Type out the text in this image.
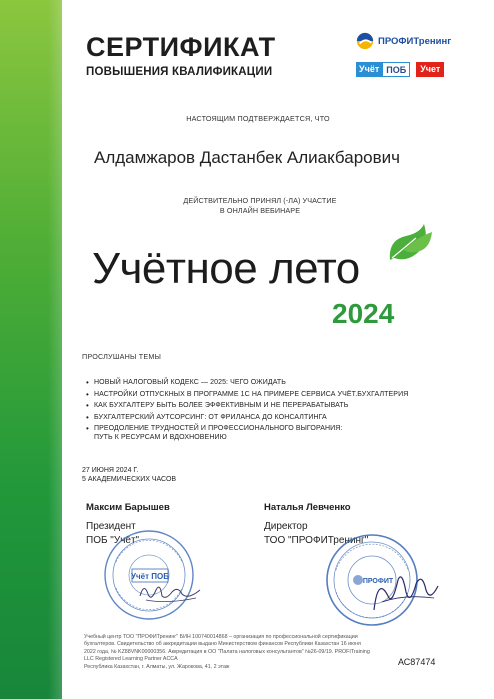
СЕРТИФИКАТ
ПОВЫШЕНИЯ КВАЛИФИКАЦИИ
ПРОФИТренинг
Учёт ПОБ	Учет
НАСТОЯЩИМ ПОДТВЕРЖДАЕТСЯ, ЧТО
Алдамжаров Дастанбек Алиакбарович
ДЕЙСТВИТЕЛЬНО ПРИНЯЛ (-ЛА) УЧАСТИЕ
В ОНЛАЙН ВЕБИНАРЕ
Учётное лето
2024
ПРОСЛУШАНЫ ТЕМЫ
• НОВЫЙ НАЛОГОВЫЙ КОДЕКС — 2025: ЧЕГО ОЖИДАТЬ
• НАСТРОЙКИ ОТПУСКНЫХ В ПРОГРАММЕ 1С НА ПРИМЕРЕ СЕРВИСА УЧЁТ.БУХГАЛТЕРИЯ
• КАК БУХГАЛТЕРУ БЫТЬ БОЛЕЕ ЭФФЕКТИВНЫМ И НЕ ПЕРЕРАБАТЫВАТЬ
• БУХГАЛТЕРСКИЙ АУТСОРСИНГ: ОТ ФРИЛАНСА ДО КОНСАЛТИНГА
• ПРЕОДОЛЕНИЕ ТРУДНОСТЕЙ И ПРОФЕССИОНАЛЬНОГО ВЫГОРАНИЯ:
ПУТЬ К РЕСУРСАМ И ВДОХНОВЕНИЮ
27 ИЮНЯ 2024 Г.
5 АКАДЕМИЧЕСКИХ ЧАСОВ
Максим Барышев
Президент
ПОБ "Учёт"
Наталья Левченко
Директор
ТОО "ПРОФИТренинг"
Учёт ПОБ
ПРОФИТ
Учебный центр ТОО "ПРОФИТренинг" БИН 100740014868 – организация по профессиональной сертификации
бухгалтеров. Свидетельство об аккредитации выдано Министерством финансов Республики Казахстан 16 июня
2022 года, № KZ88VNK00000356. Аккредитация в ОО "Палата налоговых консультантов" №26-09/19. PROFITraining
LLC Registered Learning Partner ACCA
Республика Казахстан, г. Алматы, ул. Жарокова, 41, 2 этаж	АС87474
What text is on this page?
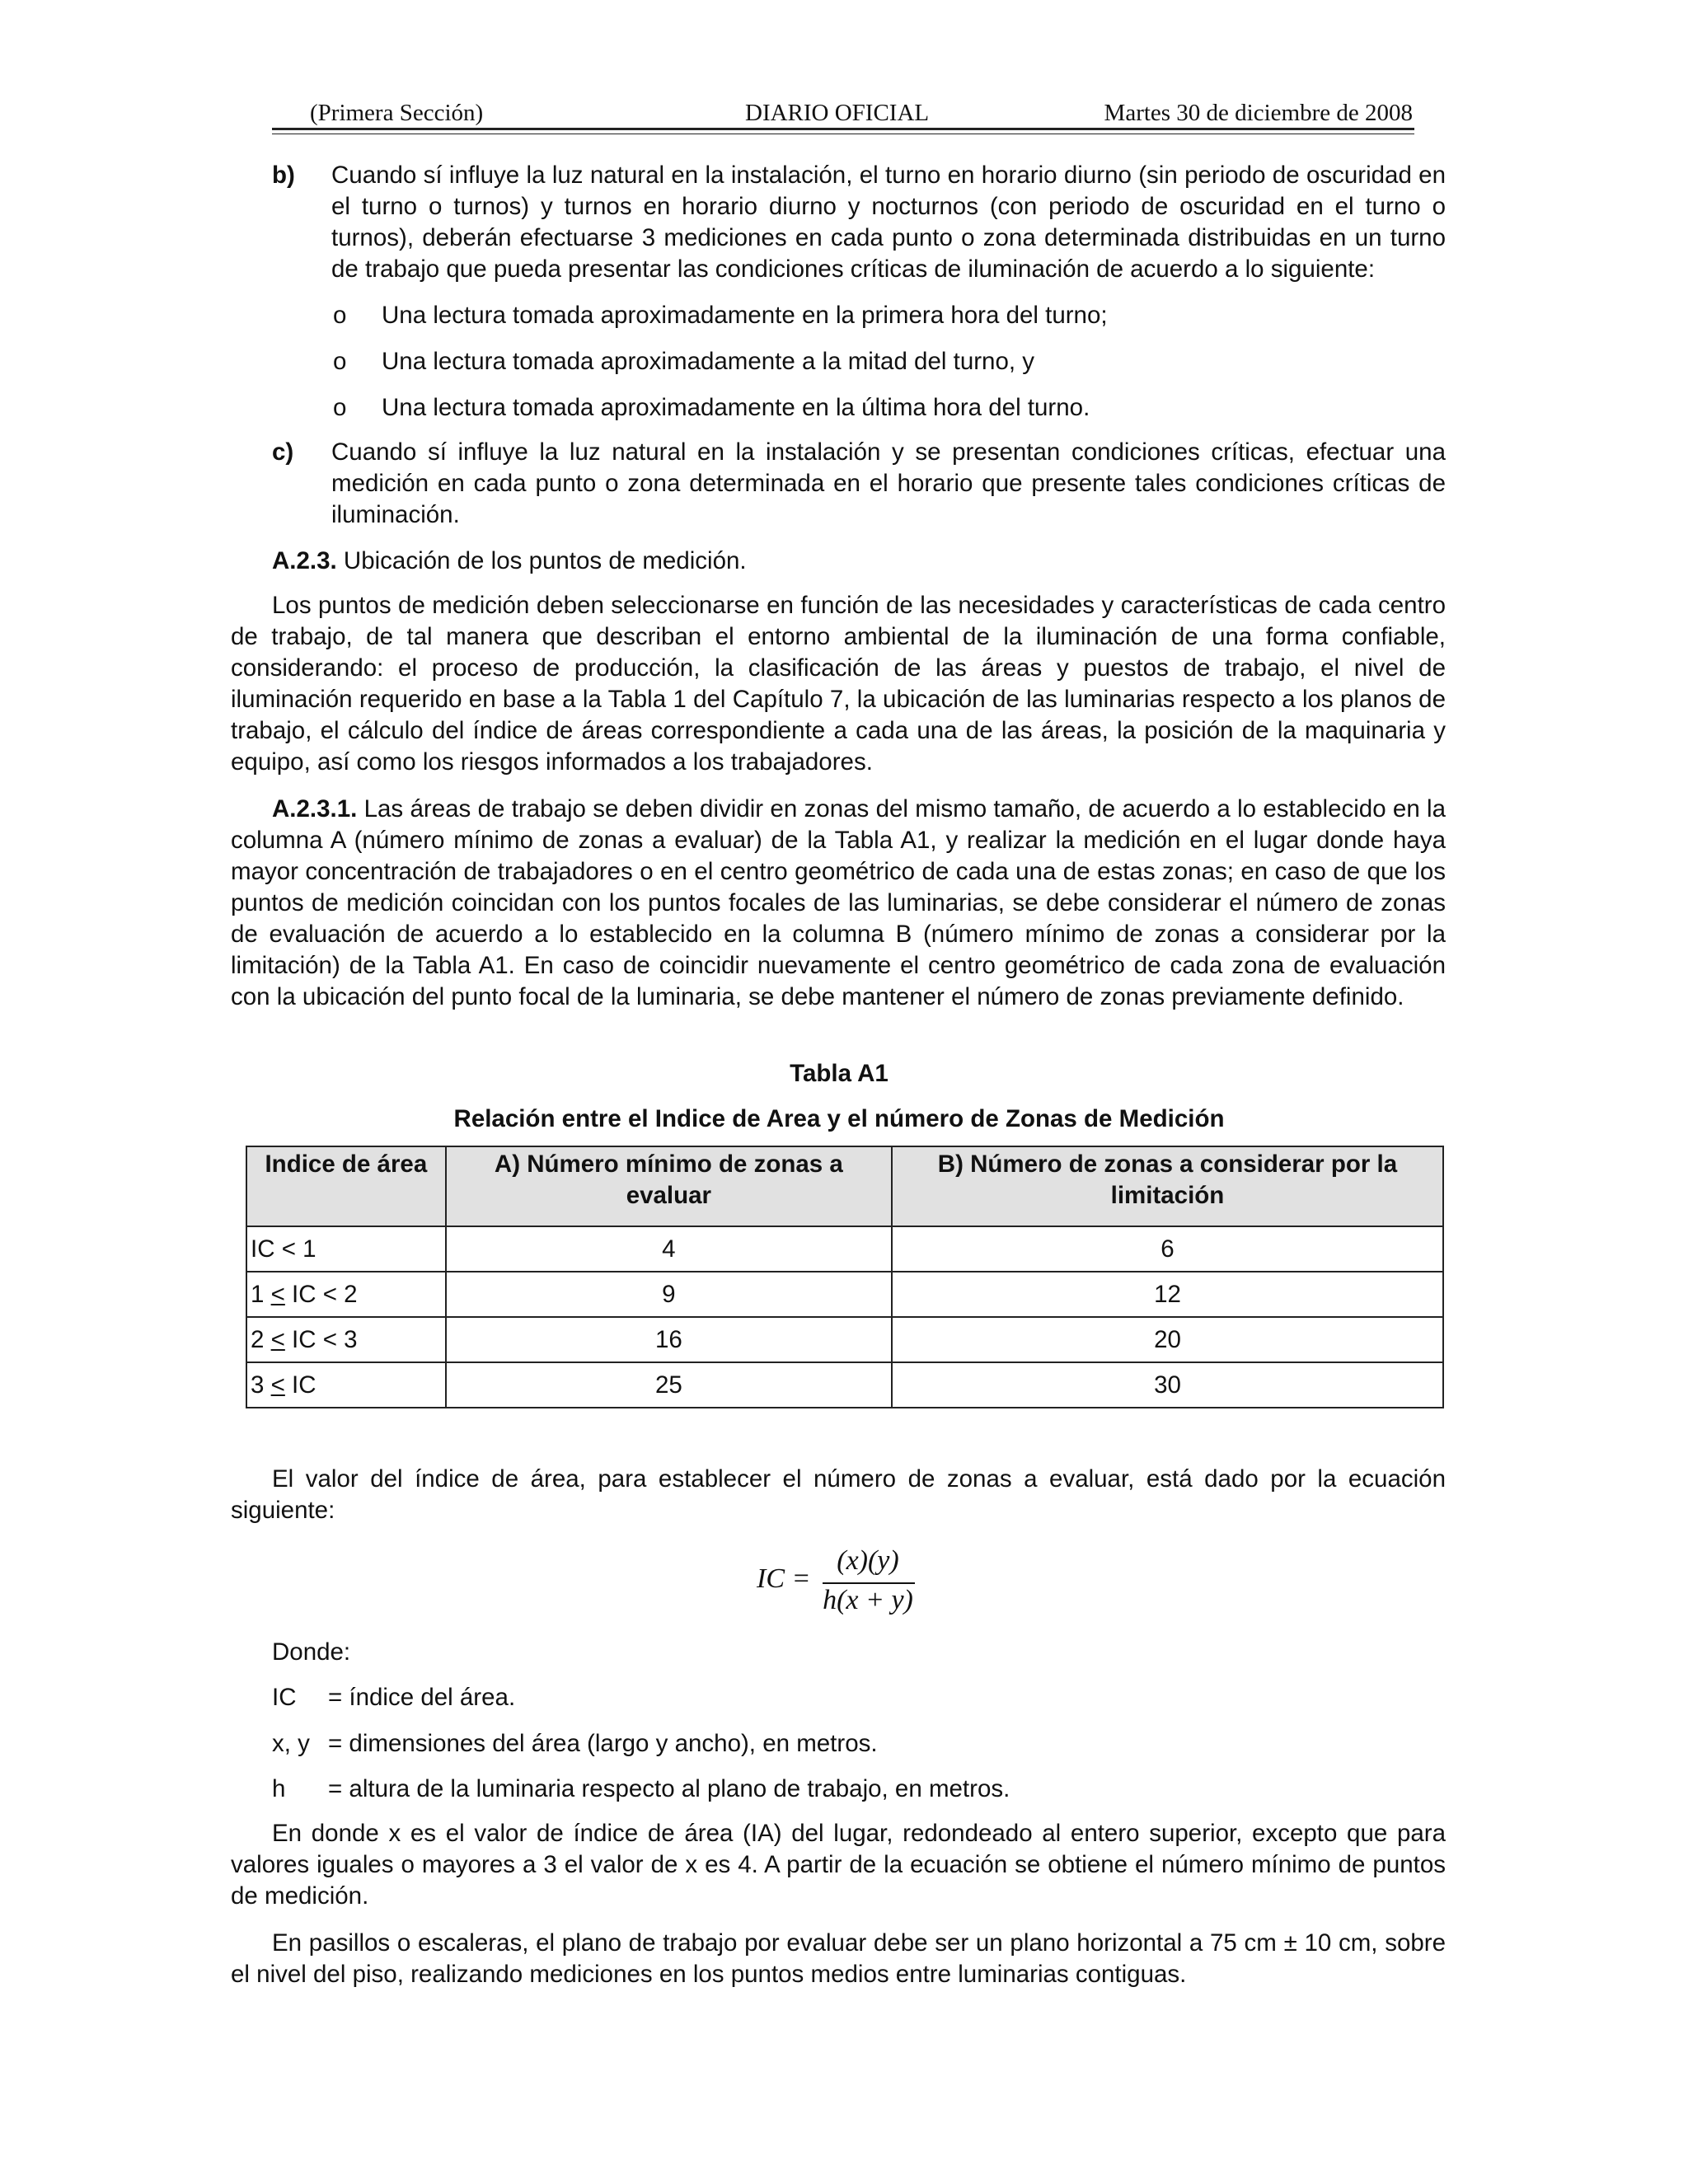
(Primera Sección)	DIARIO OFICIAL	Martes 30 de diciembre de 2008
b) Cuando sí influye la luz natural en la instalación, el turno en horario diurno (sin periodo de oscuridad en el turno o turnos) y turnos en horario diurno y nocturnos (con periodo de oscuridad en el turno o turnos), deberán efectuarse 3 mediciones en cada punto o zona determinada distribuidas en un turno de trabajo que pueda presentar las condiciones críticas de iluminación de acuerdo a lo siguiente:
o Una lectura tomada aproximadamente en la primera hora del turno;
o Una lectura tomada aproximadamente a la mitad del turno, y
o Una lectura tomada aproximadamente en la última hora del turno.
c) Cuando sí influye la luz natural en la instalación y se presentan condiciones críticas, efectuar una medición en cada punto o zona determinada en el horario que presente tales condiciones críticas de iluminación.
A.2.3. Ubicación de los puntos de medición.
Los puntos de medición deben seleccionarse en función de las necesidades y características de cada centro de trabajo, de tal manera que describan el entorno ambiental de la iluminación de una forma confiable, considerando: el proceso de producción, la clasificación de las áreas y puestos de trabajo, el nivel de iluminación requerido en base a la Tabla 1 del Capítulo 7, la ubicación de las luminarias respecto a los planos de trabajo, el cálculo del índice de áreas correspondiente a cada una de las áreas, la posición de la maquinaria y equipo, así como los riesgos informados a los trabajadores.
A.2.3.1. Las áreas de trabajo se deben dividir en zonas del mismo tamaño, de acuerdo a lo establecido en la columna A (número mínimo de zonas a evaluar) de la Tabla A1, y realizar la medición en el lugar donde haya mayor concentración de trabajadores o en el centro geométrico de cada una de estas zonas; en caso de que los puntos de medición coincidan con los puntos focales de las luminarias, se debe considerar el número de zonas de evaluación de acuerdo a lo establecido en la columna B (número mínimo de zonas a considerar por la limitación) de la Tabla A1. En caso de coincidir nuevamente el centro geométrico de cada zona de evaluación con la ubicación del punto focal de la luminaria, se debe mantener el número de zonas previamente definido.
Tabla A1
Relación entre el Indice de Area y el número de Zonas de Medición
Indice de área	A) Número mínimo de zonas a evaluar	B) Número de zonas a considerar por la limitación
IC < 1	4	6
1 < IC < 2	9	12
2 < IC < 3	16	20
3 < IC	25	30
El valor del índice de área, para establecer el número de zonas a evaluar, está dado por la ecuación siguiente:
IC =
(x)(y)
h(x + y)
Donde:
IC = índice del área.
x, y = dimensiones del área (largo y ancho), en metros.
h = altura de la luminaria respecto al plano de trabajo, en metros.
En donde x es el valor de índice de área (IA) del lugar, redondeado al entero superior, excepto que para valores iguales o mayores a 3 el valor de x es 4. A partir de la ecuación se obtiene el número mínimo de puntos de medición.
En pasillos o escaleras, el plano de trabajo por evaluar debe ser un plano horizontal a 75 cm ± 10 cm, sobre el nivel del piso, realizando mediciones en los puntos medios entre luminarias contiguas.
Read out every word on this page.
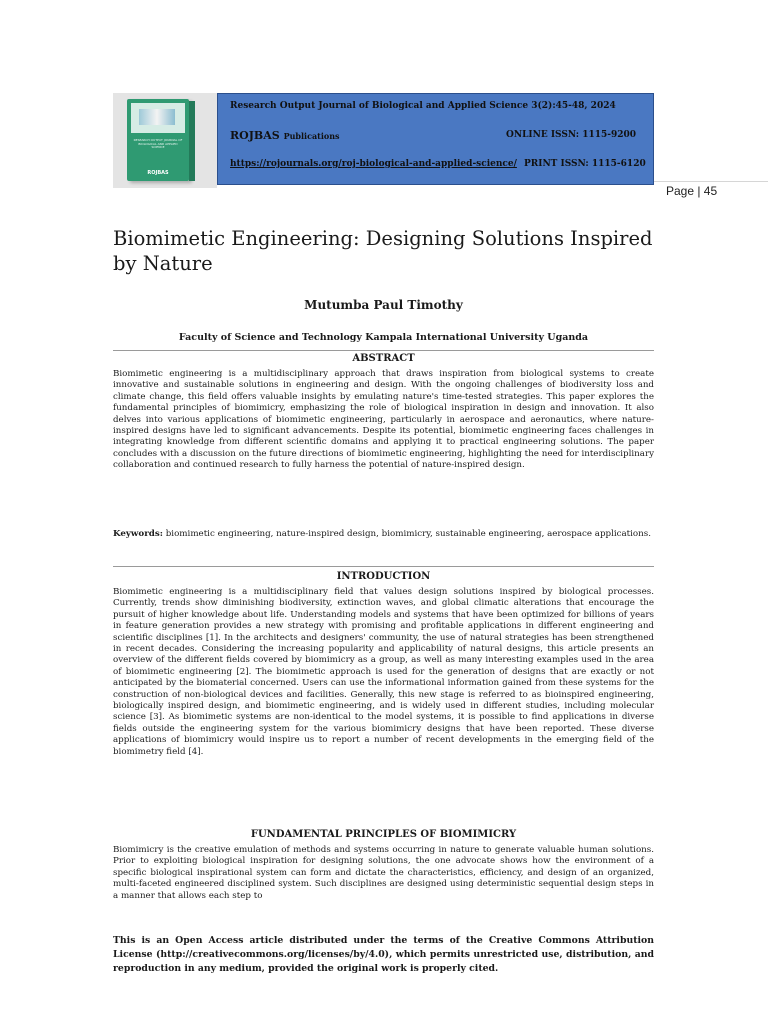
RESEARCH OUTPUT JOURNAL OF BIOLOGICAL AND APPLIED SCIENCE
ROJBAS
Research Output Journal of Biological and Applied Science 3(2):45-48, 2024
ROJBAS Publications	ONLINE ISSN: 1115-9200
https://rojournals.org/roj-biological-and-applied-science/ PRINT ISSN: 1115-6120
Page | 45
Biomimetic Engineering: Designing Solutions Inspired by Nature
Mutumba Paul Timothy
Faculty of Science and Technology Kampala International University Uganda
ABSTRACT

Biomimetic engineering is a multidisciplinary approach that draws inspiration from biological systems to create innovative and sustainable solutions in engineering and design. With the ongoing challenges of biodiversity loss and climate change, this field offers valuable insights by emulating nature's time-tested strategies. This paper explores the fundamental principles of biomimicry, emphasizing the role of biological inspiration in design and innovation. It also delves into various applications of biomimetic engineering, particularly in aerospace and aeronautics, where nature-inspired designs have led to significant advancements. Despite its potential, biomimetic engineering faces challenges in integrating knowledge from different scientific domains and applying it to practical engineering solutions. The paper concludes with a discussion on the future directions of biomimetic engineering, highlighting the need for interdisciplinary collaboration and continued research to fully harness the potential of nature-inspired design.

Keywords: biomimetic engineering, nature-inspired design, biomimicry, sustainable engineering, aerospace applications.

INTRODUCTION

Biomimetic engineering is a multidisciplinary field that values design solutions inspired by biological processes. Currently, trends show diminishing biodiversity, extinction waves, and global climatic alterations that encourage the pursuit of higher knowledge about life. Understanding models and systems that have been optimized for billions of years in feature generation provides a new strategy with promising and profitable applications in different engineering and scientific disciplines [1]. In the architects and designers' community, the use of natural strategies has been strengthened in recent decades. Considering the increasing popularity and applicability of natural designs, this article presents an overview of the different fields covered by biomimicry as a group, as well as many interesting examples used in the area of biomimetic engineering [2]. The biomimetic approach is used for the generation of designs that are exactly or not anticipated by the biomaterial concerned. Users can use the informational information gained from these systems for the construction of non-biological devices and facilities. Generally, this new stage is referred to as bioinspired engineering, biologically inspired design, and biomimetic engineering, and is widely used in different studies, including molecular science [3]. As biomimetic systems are non-identical to the model systems, it is possible to find applications in diverse fields outside the engineering system for the various biomimicry designs that have been reported. These diverse applications of biomimicry would inspire us to report a number of recent developments in the emerging field of the biomimetry field [4].

FUNDAMENTAL PRINCIPLES OF BIOMIMICRY

Biomimicry is the creative emulation of methods and systems occurring in nature to generate valuable human solutions. Prior to exploiting biological inspiration for designing solutions, the one advocate shows how the environment of a specific biological inspirational system can form and dictate the characteristics, efficiency, and design of an organized, multi-faceted engineered disciplined system. Such disciplines are designed using deterministic sequential design steps in a manner that allows each step to

This is an Open Access article distributed under the terms of the Creative Commons Attribution License (http://creativecommons.org/licenses/by/4.0), which permits unrestricted use, distribution, and reproduction in any medium, provided the original work is properly cited.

* **TASK PROMPT**: From the data above, gather every line that includes the word "influye".

* **ANSWER TO THIS EXERCISE**:
b) Cuando sí influye la luz natural en la instalación, el turno en horario diurno (sin periodo de oscuridad en el turno o turnos) y turnos en horario diurno y nocturnos (con periodo de oscuridad en el turno o turnos), deberán efectuarse 3 mediciones en cada punto o zona determinada distribuidas en un turno de trabajo que pueda presentar las condiciones críticas de iluminación de acuerdo a lo siguiente:
c) Cuando sí influye la luz natural en la instalación y se presentan condiciones críticas, efectuar una medición en cada punto o zona determinada en el horario que presente tales condiciones críticas de iluminación.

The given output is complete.